-- Start Records provided --

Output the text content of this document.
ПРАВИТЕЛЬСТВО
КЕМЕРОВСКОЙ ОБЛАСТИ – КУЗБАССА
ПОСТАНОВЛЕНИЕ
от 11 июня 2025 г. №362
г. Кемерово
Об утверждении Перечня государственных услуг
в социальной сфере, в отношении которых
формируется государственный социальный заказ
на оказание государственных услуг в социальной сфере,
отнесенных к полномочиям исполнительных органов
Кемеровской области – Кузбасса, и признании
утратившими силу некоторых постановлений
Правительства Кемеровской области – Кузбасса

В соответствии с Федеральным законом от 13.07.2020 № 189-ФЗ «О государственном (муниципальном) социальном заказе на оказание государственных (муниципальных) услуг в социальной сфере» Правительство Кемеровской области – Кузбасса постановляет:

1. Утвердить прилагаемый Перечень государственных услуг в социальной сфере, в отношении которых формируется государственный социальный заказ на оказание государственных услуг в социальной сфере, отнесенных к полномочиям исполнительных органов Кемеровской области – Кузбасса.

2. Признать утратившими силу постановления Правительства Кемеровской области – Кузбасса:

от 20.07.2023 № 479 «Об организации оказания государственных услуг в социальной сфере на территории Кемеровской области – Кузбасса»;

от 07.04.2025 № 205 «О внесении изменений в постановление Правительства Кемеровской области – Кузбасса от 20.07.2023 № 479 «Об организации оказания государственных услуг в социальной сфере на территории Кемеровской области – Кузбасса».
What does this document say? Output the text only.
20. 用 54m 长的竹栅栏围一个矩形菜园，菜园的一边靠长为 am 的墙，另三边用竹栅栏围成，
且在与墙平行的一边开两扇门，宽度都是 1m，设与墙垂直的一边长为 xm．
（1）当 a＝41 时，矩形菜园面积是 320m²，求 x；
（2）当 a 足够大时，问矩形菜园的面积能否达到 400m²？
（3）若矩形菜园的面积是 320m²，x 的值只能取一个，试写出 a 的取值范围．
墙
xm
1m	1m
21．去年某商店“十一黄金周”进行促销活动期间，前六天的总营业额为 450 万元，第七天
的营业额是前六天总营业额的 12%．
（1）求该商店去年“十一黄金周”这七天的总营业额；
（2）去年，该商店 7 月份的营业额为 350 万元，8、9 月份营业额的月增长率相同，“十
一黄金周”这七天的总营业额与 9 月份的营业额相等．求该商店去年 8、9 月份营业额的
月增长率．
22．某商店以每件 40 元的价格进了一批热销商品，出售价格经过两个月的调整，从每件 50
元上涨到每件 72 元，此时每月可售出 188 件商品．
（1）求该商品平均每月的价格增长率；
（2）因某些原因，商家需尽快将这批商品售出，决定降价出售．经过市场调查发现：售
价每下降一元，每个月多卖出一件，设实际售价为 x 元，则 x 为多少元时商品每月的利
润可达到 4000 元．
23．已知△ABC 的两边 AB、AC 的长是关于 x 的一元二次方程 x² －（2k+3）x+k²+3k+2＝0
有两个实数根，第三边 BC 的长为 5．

-- End Records provided --

Every entry in the listing must be retyped exactly.

Output the text content of this document.
ПРАВИТЕЛЬСТВО
КЕМЕРОВСКОЙ ОБЛАСТИ – КУЗБАССА
ПОСТАНОВЛЕНИЕ
от 11 июня 2025 г. №362
г. Кемерово
Об утверждении Перечня государственных услуг
в социальной сфере, в отношении которых
формируется государственный социальный заказ
на оказание государственных услуг в социальной сфере,
отнесенных к полномочиям исполнительных органов
Кемеровской области – Кузбасса, и признании
утратившими силу некоторых постановлений
Правительства Кемеровской области – Кузбасса

В соответствии с Федеральным законом от 13.07.2020 № 189-ФЗ «О государственном (муниципальном) социальном заказе на оказание государственных (муниципальных) услуг в социальной сфере» Правительство Кемеровской области – Кузбасса постановляет:

1. Утвердить прилагаемый Перечень государственных услуг в социальной сфере, в отношении которых формируется государственный социальный заказ на оказание государственных услуг в социальной сфере, отнесенных к полномочиям исполнительных органов Кемеровской области – Кузбасса.

2. Признать утратившими силу постановления Правительства Кемеровской области – Кузбасса:

от 20.07.2023 № 479 «Об организации оказания государственных услуг в социальной сфере на территории Кемеровской области – Кузбасса»;

от 07.04.2025 № 205 «О внесении изменений в постановление Правительства Кемеровской области – Кузбасса от 20.07.2023 № 479 «Об организации оказания государственных услуг в социальной сфере на территории Кемеровской области – Кузбасса».
What does this document say? Output the text only.
20. 用 54m 长的竹栅栏围一个矩形菜园，菜园的一边靠长为 am 的墙，另三边用竹栅栏围成，
且在与墙平行的一边开两扇门，宽度都是 1m，设与墙垂直的一边长为 xm．
（1）当 a＝41 时，矩形菜园面积是 320m²，求 x；
（2）当 a 足够大时，问矩形菜园的面积能否达到 400m²？
（3）若矩形菜园的面积是 320m²，x 的值只能取一个，试写出 a 的取值范围．
墙
xm
1m	1m
21．去年某商店“十一黄金周”进行促销活动期间，前六天的总营业额为 450 万元，第七天
的营业额是前六天总营业额的 12%．
（1）求该商店去年“十一黄金周”这七天的总营业额；
（2）去年，该商店 7 月份的营业额为 350 万元，8、9 月份营业额的月增长率相同，“十
一黄金周”这七天的总营业额与 9 月份的营业额相等．求该商店去年 8、9 月份营业额的
月增长率．
22．某商店以每件 40 元的价格进了一批热销商品，出售价格经过两个月的调整，从每件 50
元上涨到每件 72 元，此时每月可售出 188 件商品．
（1）求该商品平均每月的价格增长率；
（2）因某些原因，商家需尽快将这批商品售出，决定降价出售．经过市场调查发现：售
价每下降一元，每个月多卖出一件，设实际售价为 x 元，则 x 为多少元时商品每月的利
润可达到 4000 元．
23．已知△ABC 的两边 AB、AC 的长是关于 x 的一元二次方程 x² －（2k+3）x+k²+3k+2＝0
有两个实数根，第三边 BC 的长为 5．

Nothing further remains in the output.